Instrucciones:
**a)** Condensa en una lista breve el párrafo del fragmento sobre la Sinagoga y la Iglesia que empieza con «Por lo que igualmente todos los cristianos» y conserva sus datos principales.
**b)** De acuerdo con el fragmento sobre la Sinagoga y la Iglesia, ¿a quiénes se ungía entre los judíos que formaban la sinagoga?
**c)** Reproduce, por favor, el pasaje del fragmento sobre la Sinagoga y la Iglesia que va desde «Por lo que igualmente» hasta «(Mt 28, 20).», ambos incluidos.

Pues la diferencia entre la Sinagoga y la Iglesia universal, por lo que a este punto se refiere, es que, según san Isidoro en las Etimologías, la Sinagoga de los judíos por su significado quiere decir la congregación de ellos, en cuanto que tan sólo congregaba en sí a los judíos de quienes se llamaba sinagoga; y no se decía que los convocaba como a hombres racionales, sino que los congregaba a modo de ganado o de hombres duros y rebeldes; pero si algunos de los gentiles recibían la ley judía ello no era por la naturaleza de la sinagoga, que no los obligaba ni se extendía preferentemente hacia ellos, sino que era ocasionalmente por cuanto voluntariamente se sometían a ella, y aún así no se les recibía enseguida como ciudadanos sino como huéspedes y forasteros, como resulta bien claro y da a entender el Apóstol en la carta a los Efesios (Cf. Ef 2, 12) y por el mismo motivo en los Hechos de los Apóstoles se le llama prosélito a Nicolás de Antioquía, convertido de la gentilidad al judaísmo (Cf. Hch 6,5); y también entre los judíos, de quienes se formaba aquella sinagoga, no se ungía sino a los reyes, sacerdotes y profetas.
Pero nuestra santísima universal Iglesia de los cristianos se interpreta como el llamamiento de todos ellos por el amor, es decir, y de todos los llamados en paz y concordia como hombres razonables de entre todas las gentes a la unidad; y en esta congregación amorosa no se estima a nadie huésped y forastero, de dondequiera que hubiera venido, sino que todos, en igualdad legal de amor y de gracia, se estiman como ciudadanos y familiares de Dios, sin que haya lugar a distinción entre judío o griego, como el Apóstol repite con frecuencia; y así es como todos y cada uno de ellos por Cristo se llaman con el mismo nombre de cristianos, al igual que su misma Iglesia común para todos, que tan amorosamente unió como esposa consigo y la congregó en caridad perfecta, también la llamó Iglesia cristiana; en la que también ha querido unir consigo a cualquiera que se bautiza, como se ha dicho en el capítulo anterior.
Por lo que igualmente todos los cristianos en común son ungidos, ya que todos por igual y sin diferencias se hacen espiritualmente reyes y sacerdotes para Cristo; pues como dicen los sagrados cánones: «Los cristianos se llaman así por Cristo, por derivarse los ungidos del ungido, para que todos corran al olor del ungüento de aquél cuyo nombre es aceite que se derrama», como pronto se explicará.
Por eso con razón se añade en la profecía de Isaías: «No se dirá de tí jamás 'Abandonada'...», porque Cristo protege y defiende a la Iglesia incesantemente y con una providencia especial, así como a cualquiera de sus fieles, hasta el fin en esta dignidad regia que le ha concedido, tal como había dicho él mismo hablándoles a esta escogida congregación de los apóstoles: «Y sabed que yo estoy con vosotros todos los días hasta el fin del mundo» (Mt 28, 20).

Material proporcionado:
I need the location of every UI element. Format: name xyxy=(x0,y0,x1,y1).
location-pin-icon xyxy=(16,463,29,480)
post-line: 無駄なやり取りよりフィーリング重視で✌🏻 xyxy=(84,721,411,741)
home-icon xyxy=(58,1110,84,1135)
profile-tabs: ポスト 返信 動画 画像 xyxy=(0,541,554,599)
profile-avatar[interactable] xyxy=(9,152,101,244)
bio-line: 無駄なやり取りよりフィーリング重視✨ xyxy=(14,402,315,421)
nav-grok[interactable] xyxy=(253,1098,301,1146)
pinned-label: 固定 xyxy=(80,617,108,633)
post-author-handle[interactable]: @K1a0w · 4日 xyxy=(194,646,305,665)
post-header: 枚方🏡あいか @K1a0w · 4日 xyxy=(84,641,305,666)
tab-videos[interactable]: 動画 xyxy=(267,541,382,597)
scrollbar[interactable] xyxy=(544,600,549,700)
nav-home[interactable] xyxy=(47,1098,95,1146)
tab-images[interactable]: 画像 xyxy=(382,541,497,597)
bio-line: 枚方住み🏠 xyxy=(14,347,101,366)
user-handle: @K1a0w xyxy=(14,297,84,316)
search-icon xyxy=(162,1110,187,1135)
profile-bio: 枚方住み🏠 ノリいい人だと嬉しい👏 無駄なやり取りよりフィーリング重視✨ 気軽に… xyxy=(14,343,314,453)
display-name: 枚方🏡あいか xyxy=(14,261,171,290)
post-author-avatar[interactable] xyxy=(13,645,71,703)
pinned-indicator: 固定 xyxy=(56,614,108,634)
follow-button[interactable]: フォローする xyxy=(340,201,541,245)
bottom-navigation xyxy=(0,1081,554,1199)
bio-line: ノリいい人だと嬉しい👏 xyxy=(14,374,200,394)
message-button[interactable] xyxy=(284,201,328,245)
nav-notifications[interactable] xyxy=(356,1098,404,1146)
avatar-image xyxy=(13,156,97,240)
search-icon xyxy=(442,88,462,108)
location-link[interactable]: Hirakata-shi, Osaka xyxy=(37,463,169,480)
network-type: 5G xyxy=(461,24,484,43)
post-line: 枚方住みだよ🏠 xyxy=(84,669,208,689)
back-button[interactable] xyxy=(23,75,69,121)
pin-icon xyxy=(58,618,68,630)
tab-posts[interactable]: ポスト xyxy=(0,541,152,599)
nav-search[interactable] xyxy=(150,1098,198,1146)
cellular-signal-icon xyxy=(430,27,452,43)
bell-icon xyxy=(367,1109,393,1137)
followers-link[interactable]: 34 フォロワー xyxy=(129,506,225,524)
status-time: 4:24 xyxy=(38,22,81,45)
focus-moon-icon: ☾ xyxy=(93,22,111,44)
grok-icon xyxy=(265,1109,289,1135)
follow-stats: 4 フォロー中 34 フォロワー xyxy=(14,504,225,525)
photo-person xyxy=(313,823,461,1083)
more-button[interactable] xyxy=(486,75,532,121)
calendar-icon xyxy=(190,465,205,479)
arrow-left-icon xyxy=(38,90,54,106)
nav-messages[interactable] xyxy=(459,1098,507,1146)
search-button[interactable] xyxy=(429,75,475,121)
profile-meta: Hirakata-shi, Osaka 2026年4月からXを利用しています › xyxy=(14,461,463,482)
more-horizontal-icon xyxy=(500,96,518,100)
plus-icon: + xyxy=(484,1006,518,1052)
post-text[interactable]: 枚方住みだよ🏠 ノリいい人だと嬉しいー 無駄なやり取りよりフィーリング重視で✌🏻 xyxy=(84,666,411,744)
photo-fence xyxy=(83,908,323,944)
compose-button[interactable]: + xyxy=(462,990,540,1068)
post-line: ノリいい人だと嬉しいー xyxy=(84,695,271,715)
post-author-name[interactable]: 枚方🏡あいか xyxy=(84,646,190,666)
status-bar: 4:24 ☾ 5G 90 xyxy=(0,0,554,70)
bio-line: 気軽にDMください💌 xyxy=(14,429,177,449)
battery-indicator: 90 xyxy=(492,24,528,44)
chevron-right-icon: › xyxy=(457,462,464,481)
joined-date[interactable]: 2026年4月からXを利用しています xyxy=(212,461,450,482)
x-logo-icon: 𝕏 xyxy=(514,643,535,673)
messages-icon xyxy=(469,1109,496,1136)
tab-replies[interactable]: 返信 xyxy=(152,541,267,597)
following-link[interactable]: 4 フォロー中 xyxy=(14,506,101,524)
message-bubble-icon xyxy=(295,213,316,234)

Resultados esperados:
**a)**
- Todos los cristianos en común son ungidos.
- Todos, por igual y sin diferencias, se hacen espiritualmente reyes y sacerdotes para Cristo.
- Según los sagrados cánones, los cristianos se llaman así por Cristo, porque los ungidos se derivan del ungido.
- Así, todos corren al olor del ungüento de aquel cuyo nombre es aceite que se derrama.

**b)** Solo a los reyes, los sacerdotes y los profetas.

**c)**
Por lo que igualmente todos los cristianos en común son ungidos, ya que todos por igual y sin diferencias se hacen espiritualmente reyes y sacerdotes para Cristo; pues como dicen los sagrados cánones: «Los cristianos se llaman así por Cristo, por derivarse los ungidos del ungido, para que todos corran al olor del ungüento de aquél cuyo nombre es aceite que se derrama», como pronto se explicará.
Por eso con razón se añade en la profecía de Isaías: «No se dirá de tí jamás 'Abandonada'...», porque Cristo protege y defiende a la Iglesia incesantemente y con una providencia especial, así como a cualquiera de sus fieles, hasta el fin en esta dignidad regia que le ha concedido, tal como había dicho él mismo hablándoles a esta escogida congregación de los apóstoles: «Y sabed que yo estoy con vosotros todos los días hasta el fin del mundo» (Mt 28, 20).